### Provided data ###

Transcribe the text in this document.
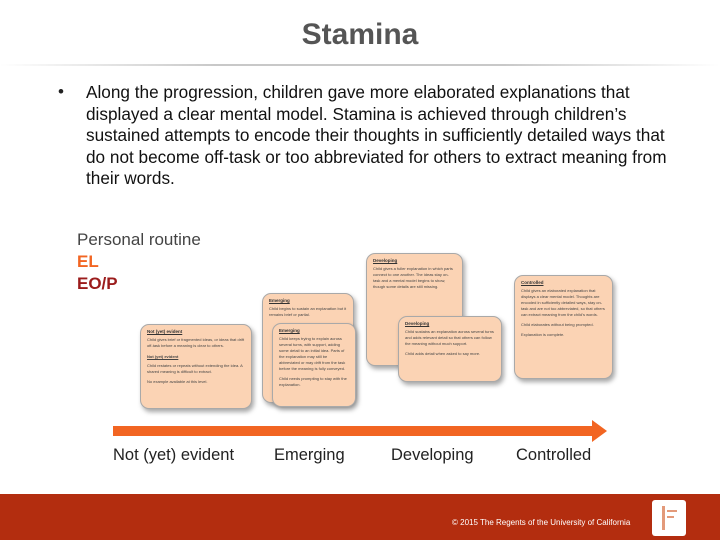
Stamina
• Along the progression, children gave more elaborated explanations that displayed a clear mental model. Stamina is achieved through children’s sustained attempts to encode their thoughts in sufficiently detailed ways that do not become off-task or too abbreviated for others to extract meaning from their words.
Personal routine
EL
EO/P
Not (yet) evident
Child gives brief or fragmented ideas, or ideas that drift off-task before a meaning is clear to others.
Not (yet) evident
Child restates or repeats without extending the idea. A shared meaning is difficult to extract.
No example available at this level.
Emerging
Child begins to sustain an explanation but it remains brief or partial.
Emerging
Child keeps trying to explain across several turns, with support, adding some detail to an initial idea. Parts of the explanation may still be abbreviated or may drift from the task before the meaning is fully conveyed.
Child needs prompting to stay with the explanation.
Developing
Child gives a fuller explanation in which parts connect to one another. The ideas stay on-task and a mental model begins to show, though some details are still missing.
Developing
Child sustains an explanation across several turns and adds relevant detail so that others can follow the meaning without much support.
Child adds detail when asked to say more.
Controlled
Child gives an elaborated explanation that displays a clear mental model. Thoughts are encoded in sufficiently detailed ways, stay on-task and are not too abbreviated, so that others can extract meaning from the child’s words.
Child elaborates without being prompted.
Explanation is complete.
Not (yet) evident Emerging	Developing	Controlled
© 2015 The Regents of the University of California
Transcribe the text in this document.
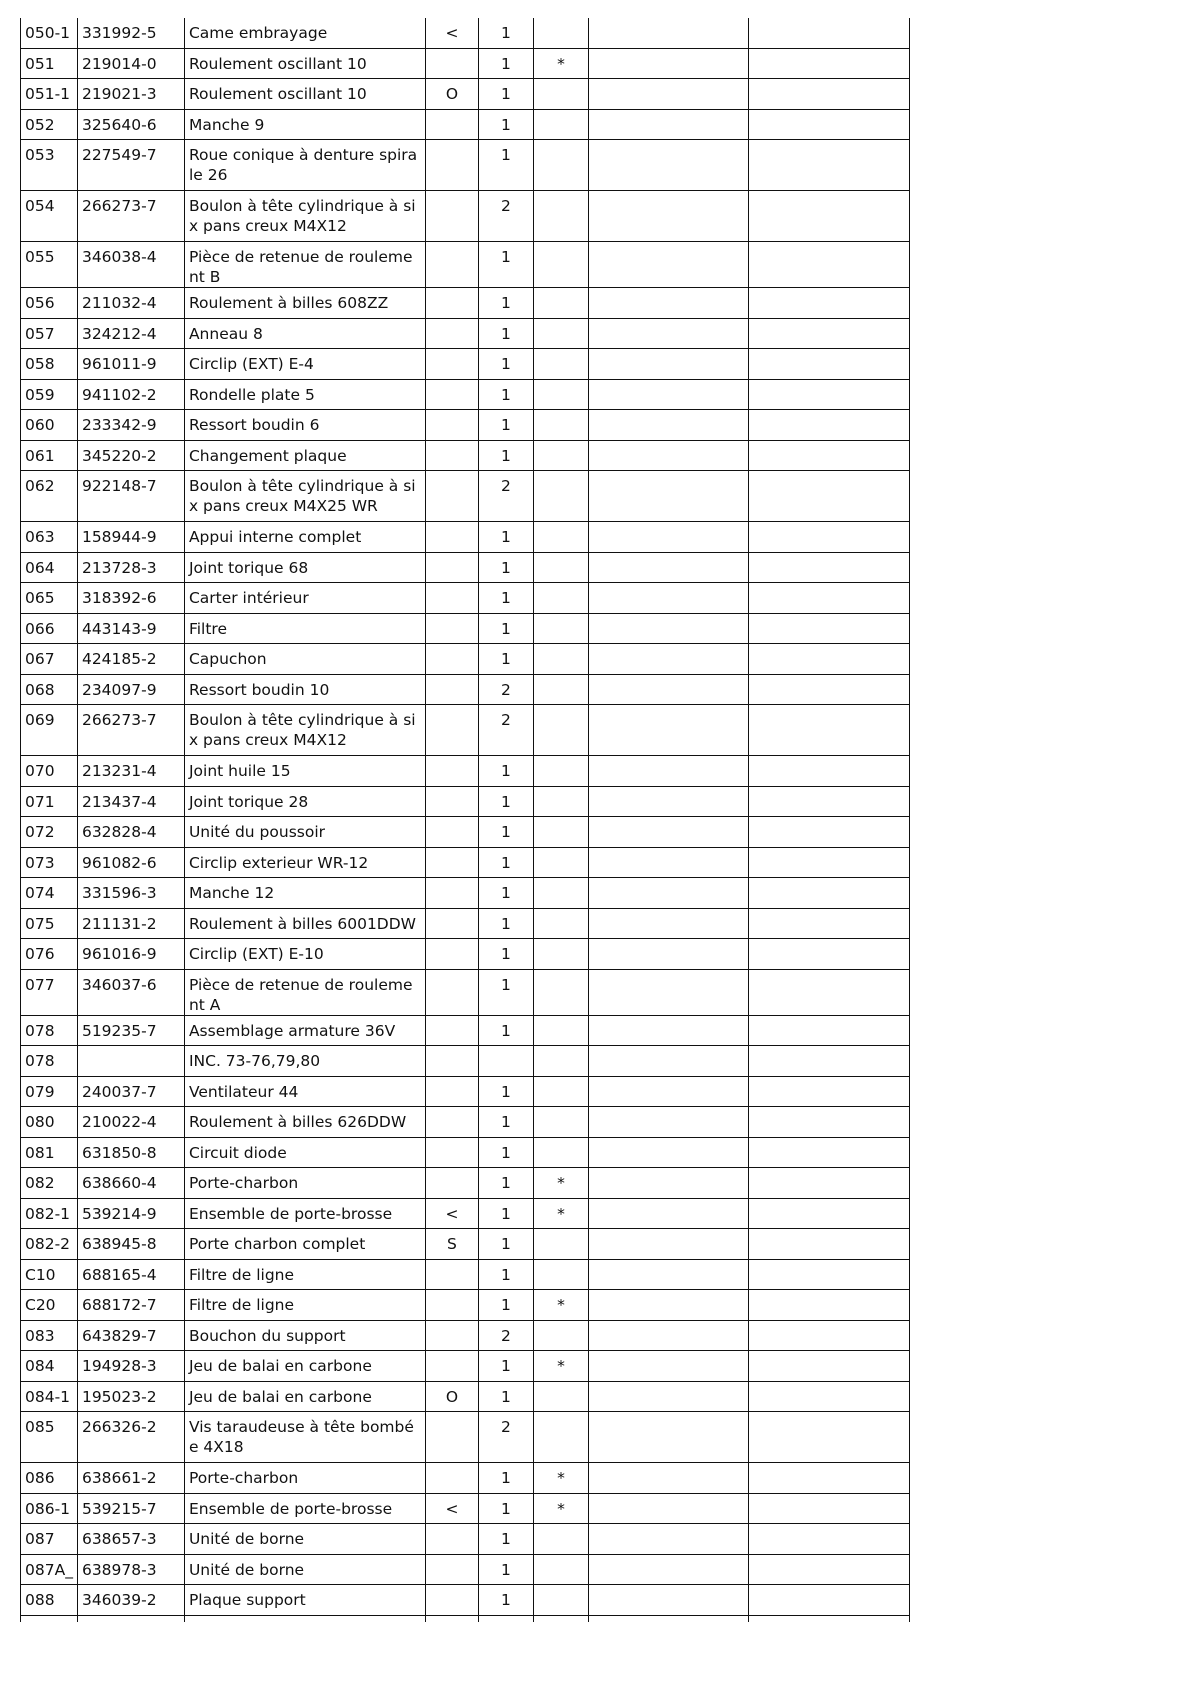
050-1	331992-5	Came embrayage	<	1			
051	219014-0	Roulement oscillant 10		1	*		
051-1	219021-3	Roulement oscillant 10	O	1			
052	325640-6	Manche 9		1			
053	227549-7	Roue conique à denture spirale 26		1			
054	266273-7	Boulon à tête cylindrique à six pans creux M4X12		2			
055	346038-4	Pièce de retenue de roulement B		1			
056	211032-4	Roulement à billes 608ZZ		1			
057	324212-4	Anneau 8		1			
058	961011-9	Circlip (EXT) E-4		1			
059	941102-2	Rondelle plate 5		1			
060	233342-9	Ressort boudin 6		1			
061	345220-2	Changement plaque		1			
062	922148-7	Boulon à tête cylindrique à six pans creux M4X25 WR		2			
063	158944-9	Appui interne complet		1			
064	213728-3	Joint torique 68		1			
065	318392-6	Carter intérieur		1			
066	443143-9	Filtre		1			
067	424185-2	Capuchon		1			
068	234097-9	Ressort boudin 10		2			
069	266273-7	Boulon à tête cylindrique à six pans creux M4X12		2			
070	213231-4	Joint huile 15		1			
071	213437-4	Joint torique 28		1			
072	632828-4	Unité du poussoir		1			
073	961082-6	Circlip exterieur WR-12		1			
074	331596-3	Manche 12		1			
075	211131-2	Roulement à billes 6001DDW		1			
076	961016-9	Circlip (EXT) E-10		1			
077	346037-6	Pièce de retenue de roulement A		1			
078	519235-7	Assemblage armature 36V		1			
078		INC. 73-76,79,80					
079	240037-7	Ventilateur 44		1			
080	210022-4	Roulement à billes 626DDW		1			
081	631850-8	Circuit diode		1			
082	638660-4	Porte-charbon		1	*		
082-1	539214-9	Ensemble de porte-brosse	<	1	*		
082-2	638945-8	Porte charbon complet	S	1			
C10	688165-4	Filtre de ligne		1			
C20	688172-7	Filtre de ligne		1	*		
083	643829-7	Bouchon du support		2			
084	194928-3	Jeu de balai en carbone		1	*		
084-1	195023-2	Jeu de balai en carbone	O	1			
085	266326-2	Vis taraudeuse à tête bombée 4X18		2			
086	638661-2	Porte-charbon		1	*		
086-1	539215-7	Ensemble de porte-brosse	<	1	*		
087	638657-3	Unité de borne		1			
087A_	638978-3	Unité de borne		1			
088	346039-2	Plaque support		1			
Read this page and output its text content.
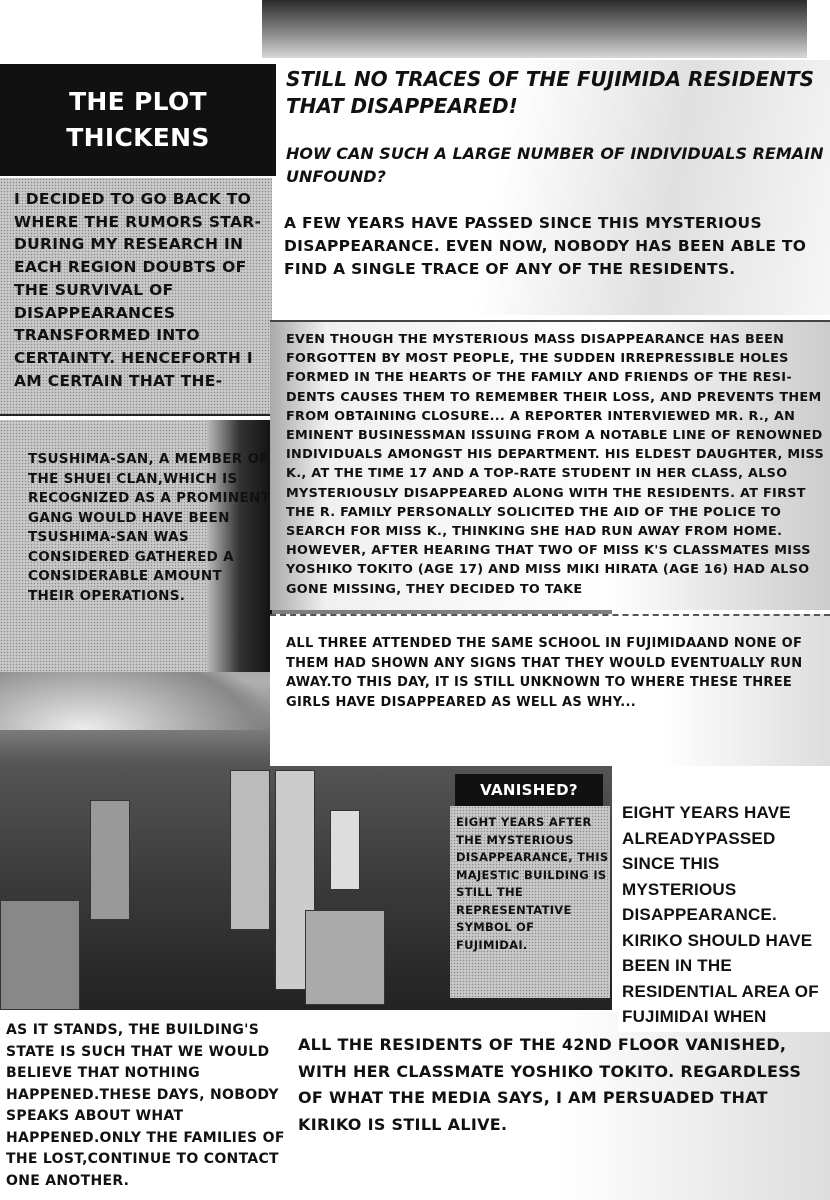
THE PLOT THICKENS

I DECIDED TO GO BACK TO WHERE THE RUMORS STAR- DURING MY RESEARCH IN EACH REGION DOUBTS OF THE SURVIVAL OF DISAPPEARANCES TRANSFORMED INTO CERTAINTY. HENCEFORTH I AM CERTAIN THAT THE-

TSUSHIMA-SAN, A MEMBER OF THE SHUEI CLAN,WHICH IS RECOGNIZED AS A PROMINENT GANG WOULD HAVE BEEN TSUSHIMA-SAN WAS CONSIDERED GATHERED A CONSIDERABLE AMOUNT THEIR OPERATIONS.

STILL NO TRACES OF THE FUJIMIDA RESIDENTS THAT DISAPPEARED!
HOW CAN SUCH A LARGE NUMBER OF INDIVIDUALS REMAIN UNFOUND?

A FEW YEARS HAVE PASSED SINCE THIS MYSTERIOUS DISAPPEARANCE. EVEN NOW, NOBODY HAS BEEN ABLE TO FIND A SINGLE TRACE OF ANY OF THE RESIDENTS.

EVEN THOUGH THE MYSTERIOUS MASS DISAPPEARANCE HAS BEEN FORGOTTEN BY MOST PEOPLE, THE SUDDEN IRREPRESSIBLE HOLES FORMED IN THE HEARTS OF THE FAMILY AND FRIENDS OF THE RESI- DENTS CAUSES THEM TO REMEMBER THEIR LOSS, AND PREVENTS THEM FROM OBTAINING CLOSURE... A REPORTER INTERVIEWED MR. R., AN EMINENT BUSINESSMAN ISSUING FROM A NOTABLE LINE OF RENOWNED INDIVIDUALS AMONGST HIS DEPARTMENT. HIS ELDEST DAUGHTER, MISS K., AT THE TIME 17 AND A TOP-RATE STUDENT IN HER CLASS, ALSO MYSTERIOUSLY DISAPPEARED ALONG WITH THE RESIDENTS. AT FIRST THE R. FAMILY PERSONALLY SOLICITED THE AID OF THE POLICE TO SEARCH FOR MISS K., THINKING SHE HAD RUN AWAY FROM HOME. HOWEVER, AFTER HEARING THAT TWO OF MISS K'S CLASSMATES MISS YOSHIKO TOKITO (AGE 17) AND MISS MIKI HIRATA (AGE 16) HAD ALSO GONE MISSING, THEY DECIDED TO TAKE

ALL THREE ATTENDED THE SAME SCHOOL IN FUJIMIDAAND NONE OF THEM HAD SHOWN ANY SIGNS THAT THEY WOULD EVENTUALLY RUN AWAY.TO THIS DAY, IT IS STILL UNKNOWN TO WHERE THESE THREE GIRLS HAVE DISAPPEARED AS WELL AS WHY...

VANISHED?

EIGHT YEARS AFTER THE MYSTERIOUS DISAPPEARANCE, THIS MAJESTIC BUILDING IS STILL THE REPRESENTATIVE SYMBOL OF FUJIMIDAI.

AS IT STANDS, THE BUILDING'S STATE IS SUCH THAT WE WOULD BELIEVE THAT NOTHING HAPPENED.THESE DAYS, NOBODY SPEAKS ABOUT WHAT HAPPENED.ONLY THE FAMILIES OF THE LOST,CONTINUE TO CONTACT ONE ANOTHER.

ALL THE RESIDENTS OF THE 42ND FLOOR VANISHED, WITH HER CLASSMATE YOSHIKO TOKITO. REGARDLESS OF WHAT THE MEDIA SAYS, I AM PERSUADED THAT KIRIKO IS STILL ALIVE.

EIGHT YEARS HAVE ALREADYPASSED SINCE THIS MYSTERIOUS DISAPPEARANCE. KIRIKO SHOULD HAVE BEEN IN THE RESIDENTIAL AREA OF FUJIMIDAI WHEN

###

Task:
In the records above, find each line that holds the word "without"; copy all such lines.

Task answer:
Child restates or repeats without extending the idea. A shared meaning is difficult to extract.
Child sustains an explanation across several turns and adds relevant detail so that others can follow the meaning without much support.
Child elaborates without being prompted.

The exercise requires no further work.